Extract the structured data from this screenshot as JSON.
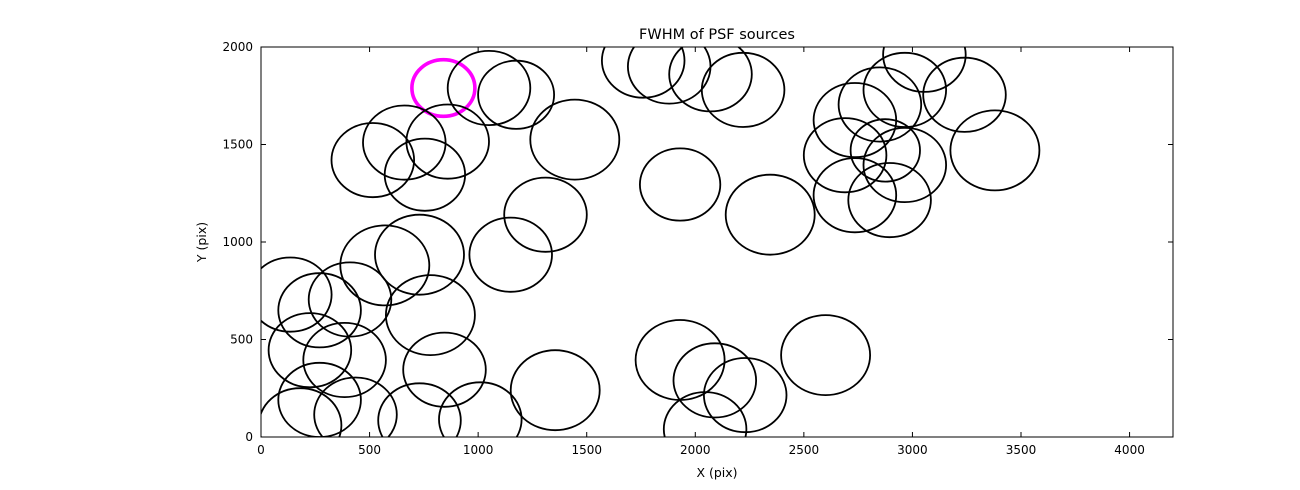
{
  "chart_data": {
    "type": "scatter",
    "title": "FWHM of PSF sources",
    "xlabel": "X (pix)",
    "ylabel": "Y (pix)",
    "xlim": [
      0,
      4200
    ],
    "ylim": [
      0,
      2000
    ],
    "xticks": [
      0,
      500,
      1000,
      1500,
      2000,
      2500,
      3000,
      3500,
      4000
    ],
    "yticks": [
      0,
      500,
      1000,
      1500,
      2000
    ],
    "grid": false,
    "legend": null,
    "marker_style": "open-circle",
    "colors": {
      "circle": "#000000",
      "highlight": "#ff00ff",
      "axes": "#000000",
      "background": "#ffffff"
    },
    "circles": [
      {
        "x": 840,
        "y": 1790,
        "r": 145,
        "highlight": true
      },
      {
        "x": 1050,
        "y": 1790,
        "r": 190
      },
      {
        "x": 1175,
        "y": 1755,
        "r": 175
      },
      {
        "x": 660,
        "y": 1510,
        "r": 190
      },
      {
        "x": 860,
        "y": 1515,
        "r": 190
      },
      {
        "x": 515,
        "y": 1420,
        "r": 190
      },
      {
        "x": 755,
        "y": 1345,
        "r": 185
      },
      {
        "x": 1445,
        "y": 1525,
        "r": 205
      },
      {
        "x": 1760,
        "y": 1930,
        "r": 190
      },
      {
        "x": 1880,
        "y": 1900,
        "r": 190
      },
      {
        "x": 2070,
        "y": 1860,
        "r": 190
      },
      {
        "x": 2220,
        "y": 1780,
        "r": 190
      },
      {
        "x": 1310,
        "y": 1140,
        "r": 190
      },
      {
        "x": 1150,
        "y": 935,
        "r": 190
      },
      {
        "x": 1930,
        "y": 1295,
        "r": 185
      },
      {
        "x": 2345,
        "y": 1140,
        "r": 205
      },
      {
        "x": 2735,
        "y": 1625,
        "r": 190
      },
      {
        "x": 2850,
        "y": 1705,
        "r": 190
      },
      {
        "x": 2965,
        "y": 1780,
        "r": 190
      },
      {
        "x": 2690,
        "y": 1445,
        "r": 190
      },
      {
        "x": 2875,
        "y": 1470,
        "r": 160
      },
      {
        "x": 2735,
        "y": 1240,
        "r": 190
      },
      {
        "x": 2895,
        "y": 1215,
        "r": 190
      },
      {
        "x": 2965,
        "y": 1395,
        "r": 190
      },
      {
        "x": 3055,
        "y": 1960,
        "r": 190
      },
      {
        "x": 3240,
        "y": 1755,
        "r": 190
      },
      {
        "x": 3380,
        "y": 1470,
        "r": 205
      },
      {
        "x": 135,
        "y": 730,
        "r": 190
      },
      {
        "x": 270,
        "y": 650,
        "r": 190
      },
      {
        "x": 410,
        "y": 705,
        "r": 190
      },
      {
        "x": 225,
        "y": 445,
        "r": 190
      },
      {
        "x": 385,
        "y": 395,
        "r": 190
      },
      {
        "x": 570,
        "y": 880,
        "r": 205
      },
      {
        "x": 730,
        "y": 935,
        "r": 205
      },
      {
        "x": 780,
        "y": 625,
        "r": 205
      },
      {
        "x": 845,
        "y": 345,
        "r": 190
      },
      {
        "x": 270,
        "y": 190,
        "r": 190
      },
      {
        "x": 435,
        "y": 115,
        "r": 190
      },
      {
        "x": 180,
        "y": 60,
        "r": 190
      },
      {
        "x": 730,
        "y": 85,
        "r": 190
      },
      {
        "x": 1010,
        "y": 90,
        "r": 190
      },
      {
        "x": 1355,
        "y": 240,
        "r": 205
      },
      {
        "x": 1930,
        "y": 395,
        "r": 205
      },
      {
        "x": 2090,
        "y": 290,
        "r": 190
      },
      {
        "x": 2230,
        "y": 215,
        "r": 190
      },
      {
        "x": 2045,
        "y": 40,
        "r": 190
      },
      {
        "x": 2600,
        "y": 420,
        "r": 205
      }
    ]
  }
}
_ _ _ _ _ _ _
» What to work on
Omit the pictures and reproduce the listing exactly.

» Answer to this problem
Extract the structured data from this screenshot as JSON.
{
  "chart_data": {
    "type": "scatter",
    "title": "FWHM of PSF sources",
    "xlabel": "X (pix)",
    "ylabel": "Y (pix)",
    "xlim": [
      0,
      4200
    ],
    "ylim": [
      0,
      2000
    ],
    "xticks": [
      0,
      500,
      1000,
      1500,
      2000,
      2500,
      3000,
      3500,
      4000
    ],
    "yticks": [
      0,
      500,
      1000,
      1500,
      2000
    ],
    "grid": false,
    "legend": null,
    "marker_style": "open-circle",
    "colors": {
      "circle": "#000000",
      "highlight": "#ff00ff",
      "axes": "#000000",
      "background": "#ffffff"
    },
    "circles": [
      {
        "x": 840,
        "y": 1790,
        "r": 145,
        "highlight": true
      },
      {
        "x": 1050,
        "y": 1790,
        "r": 190
      },
      {
        "x": 1175,
        "y": 1755,
        "r": 175
      },
      {
        "x": 660,
        "y": 1510,
        "r": 190
      },
      {
        "x": 860,
        "y": 1515,
        "r": 190
      },
      {
        "x": 515,
        "y": 1420,
        "r": 190
      },
      {
        "x": 755,
        "y": 1345,
        "r": 185
      },
      {
        "x": 1445,
        "y": 1525,
        "r": 205
      },
      {
        "x": 1760,
        "y": 1930,
        "r": 190
      },
      {
        "x": 1880,
        "y": 1900,
        "r": 190
      },
      {
        "x": 2070,
        "y": 1860,
        "r": 190
      },
      {
        "x": 2220,
        "y": 1780,
        "r": 190
      },
      {
        "x": 1310,
        "y": 1140,
        "r": 190
      },
      {
        "x": 1150,
        "y": 935,
        "r": 190
      },
      {
        "x": 1930,
        "y": 1295,
        "r": 185
      },
      {
        "x": 2345,
        "y": 1140,
        "r": 205
      },
      {
        "x": 2735,
        "y": 1625,
        "r": 190
      },
      {
        "x": 2850,
        "y": 1705,
        "r": 190
      },
      {
        "x": 2965,
        "y": 1780,
        "r": 190
      },
      {
        "x": 2690,
        "y": 1445,
        "r": 190
      },
      {
        "x": 2875,
        "y": 1470,
        "r": 160
      },
      {
        "x": 2735,
        "y": 1240,
        "r": 190
      },
      {
        "x": 2895,
        "y": 1215,
        "r": 190
      },
      {
        "x": 2965,
        "y": 1395,
        "r": 190
      },
      {
        "x": 3055,
        "y": 1960,
        "r": 190
      },
      {
        "x": 3240,
        "y": 1755,
        "r": 190
      },
      {
        "x": 3380,
        "y": 1470,
        "r": 205
      },
      {
        "x": 135,
        "y": 730,
        "r": 190
      },
      {
        "x": 270,
        "y": 650,
        "r": 190
      },
      {
        "x": 410,
        "y": 705,
        "r": 190
      },
      {
        "x": 225,
        "y": 445,
        "r": 190
      },
      {
        "x": 385,
        "y": 395,
        "r": 190
      },
      {
        "x": 570,
        "y": 880,
        "r": 205
      },
      {
        "x": 730,
        "y": 935,
        "r": 205
      },
      {
        "x": 780,
        "y": 625,
        "r": 205
      },
      {
        "x": 845,
        "y": 345,
        "r": 190
      },
      {
        "x": 270,
        "y": 190,
        "r": 190
      },
      {
        "x": 435,
        "y": 115,
        "r": 190
      },
      {
        "x": 180,
        "y": 60,
        "r": 190
      },
      {
        "x": 730,
        "y": 85,
        "r": 190
      },
      {
        "x": 1010,
        "y": 90,
        "r": 190
      },
      {
        "x": 1355,
        "y": 240,
        "r": 205
      },
      {
        "x": 1930,
        "y": 395,
        "r": 205
      },
      {
        "x": 2090,
        "y": 290,
        "r": 190
      },
      {
        "x": 2230,
        "y": 215,
        "r": 190
      },
      {
        "x": 2045,
        "y": 40,
        "r": 190
      },
      {
        "x": 2600,
        "y": 420,
        "r": 205
      }
    ]
  }
}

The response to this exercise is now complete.